— begin Supplied records —

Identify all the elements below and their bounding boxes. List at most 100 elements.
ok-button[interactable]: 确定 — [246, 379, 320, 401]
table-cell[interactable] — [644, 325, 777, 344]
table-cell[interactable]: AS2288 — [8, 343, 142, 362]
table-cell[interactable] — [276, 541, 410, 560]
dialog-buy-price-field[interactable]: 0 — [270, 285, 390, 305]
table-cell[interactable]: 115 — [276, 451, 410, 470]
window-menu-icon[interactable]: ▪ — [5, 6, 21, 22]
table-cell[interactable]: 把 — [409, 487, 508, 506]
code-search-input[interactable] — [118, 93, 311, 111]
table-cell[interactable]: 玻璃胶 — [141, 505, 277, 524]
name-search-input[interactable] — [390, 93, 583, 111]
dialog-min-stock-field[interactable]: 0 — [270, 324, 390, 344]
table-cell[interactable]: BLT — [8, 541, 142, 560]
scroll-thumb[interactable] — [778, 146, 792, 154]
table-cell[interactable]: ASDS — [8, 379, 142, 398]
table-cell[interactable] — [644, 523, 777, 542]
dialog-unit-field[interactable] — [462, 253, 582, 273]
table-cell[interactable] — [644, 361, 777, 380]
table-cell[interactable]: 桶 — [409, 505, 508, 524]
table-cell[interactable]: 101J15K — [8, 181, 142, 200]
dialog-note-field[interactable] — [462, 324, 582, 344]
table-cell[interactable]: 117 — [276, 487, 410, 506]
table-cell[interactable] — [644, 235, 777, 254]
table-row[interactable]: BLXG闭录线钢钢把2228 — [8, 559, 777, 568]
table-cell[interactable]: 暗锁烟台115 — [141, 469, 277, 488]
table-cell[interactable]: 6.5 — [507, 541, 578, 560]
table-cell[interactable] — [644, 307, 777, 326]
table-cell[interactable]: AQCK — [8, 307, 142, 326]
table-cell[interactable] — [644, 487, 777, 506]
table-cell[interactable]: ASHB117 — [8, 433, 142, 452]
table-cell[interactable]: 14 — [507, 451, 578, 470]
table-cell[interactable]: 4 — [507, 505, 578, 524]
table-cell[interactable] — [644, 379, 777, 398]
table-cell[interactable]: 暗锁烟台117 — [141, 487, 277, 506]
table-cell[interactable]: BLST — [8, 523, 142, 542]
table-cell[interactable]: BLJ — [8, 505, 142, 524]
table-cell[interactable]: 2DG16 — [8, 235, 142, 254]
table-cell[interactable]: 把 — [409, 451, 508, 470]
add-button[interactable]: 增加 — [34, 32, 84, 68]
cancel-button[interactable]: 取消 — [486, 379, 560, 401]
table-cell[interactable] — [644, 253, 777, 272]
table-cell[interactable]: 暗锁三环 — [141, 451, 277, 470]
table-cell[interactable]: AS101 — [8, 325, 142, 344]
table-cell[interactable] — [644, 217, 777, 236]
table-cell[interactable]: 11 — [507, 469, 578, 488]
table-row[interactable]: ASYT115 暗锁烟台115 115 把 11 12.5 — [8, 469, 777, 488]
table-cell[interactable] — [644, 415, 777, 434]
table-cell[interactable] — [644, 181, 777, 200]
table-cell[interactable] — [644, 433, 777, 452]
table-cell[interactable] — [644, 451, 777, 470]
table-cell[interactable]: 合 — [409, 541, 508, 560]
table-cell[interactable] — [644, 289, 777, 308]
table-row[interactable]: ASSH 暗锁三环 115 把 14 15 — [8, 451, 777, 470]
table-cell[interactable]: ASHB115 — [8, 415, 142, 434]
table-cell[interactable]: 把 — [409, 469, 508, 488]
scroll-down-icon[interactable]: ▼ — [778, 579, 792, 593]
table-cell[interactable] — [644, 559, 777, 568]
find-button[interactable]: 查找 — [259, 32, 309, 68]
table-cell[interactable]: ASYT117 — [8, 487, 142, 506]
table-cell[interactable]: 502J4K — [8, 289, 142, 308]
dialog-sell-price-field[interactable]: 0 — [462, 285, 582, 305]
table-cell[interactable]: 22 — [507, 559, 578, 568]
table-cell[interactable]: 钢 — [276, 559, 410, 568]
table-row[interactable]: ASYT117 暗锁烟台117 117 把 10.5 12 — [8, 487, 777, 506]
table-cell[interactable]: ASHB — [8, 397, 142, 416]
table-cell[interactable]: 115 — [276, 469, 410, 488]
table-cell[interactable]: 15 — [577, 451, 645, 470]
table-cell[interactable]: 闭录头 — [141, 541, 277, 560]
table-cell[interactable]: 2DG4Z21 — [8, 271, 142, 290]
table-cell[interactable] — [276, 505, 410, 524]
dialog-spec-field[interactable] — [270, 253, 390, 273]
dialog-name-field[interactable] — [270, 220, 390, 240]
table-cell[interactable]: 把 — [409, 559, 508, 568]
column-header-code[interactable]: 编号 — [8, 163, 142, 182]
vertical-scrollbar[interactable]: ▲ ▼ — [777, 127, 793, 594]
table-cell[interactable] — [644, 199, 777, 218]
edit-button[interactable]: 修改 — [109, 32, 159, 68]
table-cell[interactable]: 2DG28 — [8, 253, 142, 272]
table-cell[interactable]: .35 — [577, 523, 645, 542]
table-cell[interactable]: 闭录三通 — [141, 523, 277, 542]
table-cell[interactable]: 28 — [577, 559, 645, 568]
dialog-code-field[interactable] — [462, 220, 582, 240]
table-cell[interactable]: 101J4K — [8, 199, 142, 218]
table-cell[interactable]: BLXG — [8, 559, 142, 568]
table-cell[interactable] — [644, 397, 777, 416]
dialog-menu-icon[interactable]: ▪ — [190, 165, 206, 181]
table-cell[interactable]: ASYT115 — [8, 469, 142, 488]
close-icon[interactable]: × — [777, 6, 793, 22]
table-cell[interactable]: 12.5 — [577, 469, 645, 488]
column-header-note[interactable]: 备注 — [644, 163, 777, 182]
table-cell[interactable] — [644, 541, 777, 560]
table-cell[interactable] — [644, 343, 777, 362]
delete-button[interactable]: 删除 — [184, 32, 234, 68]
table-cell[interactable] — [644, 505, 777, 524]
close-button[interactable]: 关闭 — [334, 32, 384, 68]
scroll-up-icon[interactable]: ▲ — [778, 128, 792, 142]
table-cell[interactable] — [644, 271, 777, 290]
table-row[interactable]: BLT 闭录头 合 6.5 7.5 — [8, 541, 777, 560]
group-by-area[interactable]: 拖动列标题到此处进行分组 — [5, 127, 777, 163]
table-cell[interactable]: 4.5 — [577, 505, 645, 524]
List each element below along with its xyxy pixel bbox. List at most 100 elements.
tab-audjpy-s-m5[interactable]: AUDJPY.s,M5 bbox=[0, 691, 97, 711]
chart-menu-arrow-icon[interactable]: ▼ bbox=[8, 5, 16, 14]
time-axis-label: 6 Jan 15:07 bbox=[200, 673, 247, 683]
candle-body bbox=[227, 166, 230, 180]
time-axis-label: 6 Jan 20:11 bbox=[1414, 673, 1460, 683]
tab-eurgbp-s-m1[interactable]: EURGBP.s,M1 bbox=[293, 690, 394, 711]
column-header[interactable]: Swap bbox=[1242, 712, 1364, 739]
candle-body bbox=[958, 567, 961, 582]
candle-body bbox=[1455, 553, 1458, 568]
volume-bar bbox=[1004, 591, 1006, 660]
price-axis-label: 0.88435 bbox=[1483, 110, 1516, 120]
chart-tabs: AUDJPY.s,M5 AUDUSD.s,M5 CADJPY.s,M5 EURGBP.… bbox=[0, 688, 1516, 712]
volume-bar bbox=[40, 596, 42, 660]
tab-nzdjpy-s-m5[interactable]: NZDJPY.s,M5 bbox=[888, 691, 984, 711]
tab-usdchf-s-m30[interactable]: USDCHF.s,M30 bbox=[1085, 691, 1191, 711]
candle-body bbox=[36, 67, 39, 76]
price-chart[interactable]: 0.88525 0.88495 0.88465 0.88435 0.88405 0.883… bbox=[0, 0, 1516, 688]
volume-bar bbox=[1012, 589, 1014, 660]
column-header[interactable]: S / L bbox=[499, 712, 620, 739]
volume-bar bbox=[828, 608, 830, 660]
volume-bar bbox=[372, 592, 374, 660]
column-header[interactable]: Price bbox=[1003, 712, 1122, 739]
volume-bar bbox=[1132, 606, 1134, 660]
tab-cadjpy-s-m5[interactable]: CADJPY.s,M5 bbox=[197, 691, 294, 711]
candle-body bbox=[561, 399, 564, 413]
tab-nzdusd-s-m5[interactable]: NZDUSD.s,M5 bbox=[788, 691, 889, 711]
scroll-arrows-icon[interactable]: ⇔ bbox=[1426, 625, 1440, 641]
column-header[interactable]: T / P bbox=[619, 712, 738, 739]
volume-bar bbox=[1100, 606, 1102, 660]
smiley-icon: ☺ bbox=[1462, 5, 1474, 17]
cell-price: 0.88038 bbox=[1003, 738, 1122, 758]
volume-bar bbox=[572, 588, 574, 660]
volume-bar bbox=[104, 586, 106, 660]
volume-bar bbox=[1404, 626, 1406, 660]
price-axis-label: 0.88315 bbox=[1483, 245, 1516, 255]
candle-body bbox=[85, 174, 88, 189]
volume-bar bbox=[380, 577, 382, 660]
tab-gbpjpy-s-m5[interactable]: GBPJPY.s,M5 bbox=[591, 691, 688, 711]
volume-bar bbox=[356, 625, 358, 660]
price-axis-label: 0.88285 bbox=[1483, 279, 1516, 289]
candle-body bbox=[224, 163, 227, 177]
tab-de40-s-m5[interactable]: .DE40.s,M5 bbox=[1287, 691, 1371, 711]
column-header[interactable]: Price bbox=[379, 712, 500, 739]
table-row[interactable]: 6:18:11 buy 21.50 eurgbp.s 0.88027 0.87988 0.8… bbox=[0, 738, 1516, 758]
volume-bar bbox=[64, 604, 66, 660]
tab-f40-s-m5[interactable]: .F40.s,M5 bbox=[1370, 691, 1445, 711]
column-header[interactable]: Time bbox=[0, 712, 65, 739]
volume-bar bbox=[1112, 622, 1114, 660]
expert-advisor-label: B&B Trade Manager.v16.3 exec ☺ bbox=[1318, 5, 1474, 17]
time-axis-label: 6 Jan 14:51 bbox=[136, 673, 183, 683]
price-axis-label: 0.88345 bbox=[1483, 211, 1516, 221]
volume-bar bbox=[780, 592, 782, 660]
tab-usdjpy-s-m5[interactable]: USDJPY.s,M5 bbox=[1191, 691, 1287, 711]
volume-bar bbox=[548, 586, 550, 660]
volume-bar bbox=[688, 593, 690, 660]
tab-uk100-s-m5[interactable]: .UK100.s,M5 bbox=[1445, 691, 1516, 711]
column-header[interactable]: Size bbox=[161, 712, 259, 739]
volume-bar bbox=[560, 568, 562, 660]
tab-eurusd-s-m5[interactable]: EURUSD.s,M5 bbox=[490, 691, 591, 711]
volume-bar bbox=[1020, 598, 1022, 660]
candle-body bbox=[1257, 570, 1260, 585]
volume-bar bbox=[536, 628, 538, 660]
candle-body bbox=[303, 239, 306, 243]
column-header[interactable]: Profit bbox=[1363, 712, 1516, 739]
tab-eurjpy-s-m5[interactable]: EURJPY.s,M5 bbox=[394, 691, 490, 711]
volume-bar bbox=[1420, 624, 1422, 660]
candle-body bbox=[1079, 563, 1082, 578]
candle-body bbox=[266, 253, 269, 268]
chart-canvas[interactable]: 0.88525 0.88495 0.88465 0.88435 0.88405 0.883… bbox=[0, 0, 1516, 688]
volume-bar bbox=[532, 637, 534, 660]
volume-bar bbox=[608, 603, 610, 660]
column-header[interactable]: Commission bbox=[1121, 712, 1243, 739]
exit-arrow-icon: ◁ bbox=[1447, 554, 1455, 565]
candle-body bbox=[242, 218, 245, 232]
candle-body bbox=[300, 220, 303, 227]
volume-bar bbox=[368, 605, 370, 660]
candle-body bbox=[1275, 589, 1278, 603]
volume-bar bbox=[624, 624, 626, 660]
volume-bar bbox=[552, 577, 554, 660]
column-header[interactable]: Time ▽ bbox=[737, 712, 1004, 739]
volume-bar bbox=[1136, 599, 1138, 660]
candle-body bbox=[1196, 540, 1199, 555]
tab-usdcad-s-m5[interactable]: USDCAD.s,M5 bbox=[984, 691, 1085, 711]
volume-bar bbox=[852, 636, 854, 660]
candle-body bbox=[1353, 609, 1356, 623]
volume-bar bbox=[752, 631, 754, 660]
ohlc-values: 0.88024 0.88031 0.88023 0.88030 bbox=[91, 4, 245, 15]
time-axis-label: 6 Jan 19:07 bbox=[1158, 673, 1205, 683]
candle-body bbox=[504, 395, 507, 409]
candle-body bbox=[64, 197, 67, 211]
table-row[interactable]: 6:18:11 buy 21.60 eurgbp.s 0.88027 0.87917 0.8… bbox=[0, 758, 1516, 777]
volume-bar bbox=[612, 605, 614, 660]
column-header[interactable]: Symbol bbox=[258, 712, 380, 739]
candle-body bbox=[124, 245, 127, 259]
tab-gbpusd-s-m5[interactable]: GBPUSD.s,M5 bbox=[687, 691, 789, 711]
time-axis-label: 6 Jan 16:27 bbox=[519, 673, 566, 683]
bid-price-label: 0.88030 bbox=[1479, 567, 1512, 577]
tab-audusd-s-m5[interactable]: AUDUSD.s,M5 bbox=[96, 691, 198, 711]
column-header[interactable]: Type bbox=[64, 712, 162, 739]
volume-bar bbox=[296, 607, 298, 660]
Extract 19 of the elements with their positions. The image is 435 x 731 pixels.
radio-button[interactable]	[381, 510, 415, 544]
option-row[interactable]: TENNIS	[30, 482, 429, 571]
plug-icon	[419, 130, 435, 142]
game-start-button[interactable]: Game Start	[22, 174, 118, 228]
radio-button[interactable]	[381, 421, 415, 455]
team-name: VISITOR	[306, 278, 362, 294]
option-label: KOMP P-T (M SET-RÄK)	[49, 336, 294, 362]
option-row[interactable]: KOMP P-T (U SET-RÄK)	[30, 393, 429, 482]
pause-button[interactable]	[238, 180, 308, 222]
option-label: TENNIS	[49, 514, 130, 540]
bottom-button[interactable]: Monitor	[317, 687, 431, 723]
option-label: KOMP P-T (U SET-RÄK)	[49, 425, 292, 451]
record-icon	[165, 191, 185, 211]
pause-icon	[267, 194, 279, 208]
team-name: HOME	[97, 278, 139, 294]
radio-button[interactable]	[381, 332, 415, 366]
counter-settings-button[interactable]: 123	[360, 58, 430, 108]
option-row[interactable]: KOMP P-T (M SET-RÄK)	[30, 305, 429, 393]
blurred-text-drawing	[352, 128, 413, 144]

— end Supplied records —

What is asked:
Copy the material word for word, beginning with its first line and continuing through the line containing "scroll-thumb[interactable] — [778, 146, 792, 154]", with both of those lines included.

Answer for this exercise:
Identify all the elements below and their bounding boxes. List at most 100 elements.
ok-button[interactable]: 确定 — [246, 379, 320, 401]
table-cell[interactable] — [644, 325, 777, 344]
table-cell[interactable]: AS2288 — [8, 343, 142, 362]
table-cell[interactable] — [276, 541, 410, 560]
dialog-buy-price-field[interactable]: 0 — [270, 285, 390, 305]
table-cell[interactable]: 115 — [276, 451, 410, 470]
window-menu-icon[interactable]: ▪ — [5, 6, 21, 22]
table-cell[interactable]: 把 — [409, 487, 508, 506]
code-search-input[interactable] — [118, 93, 311, 111]
table-cell[interactable]: 玻璃胶 — [141, 505, 277, 524]
name-search-input[interactable] — [390, 93, 583, 111]
dialog-min-stock-field[interactable]: 0 — [270, 324, 390, 344]
table-cell[interactable]: BLT — [8, 541, 142, 560]
scroll-thumb[interactable] — [778, 146, 792, 154]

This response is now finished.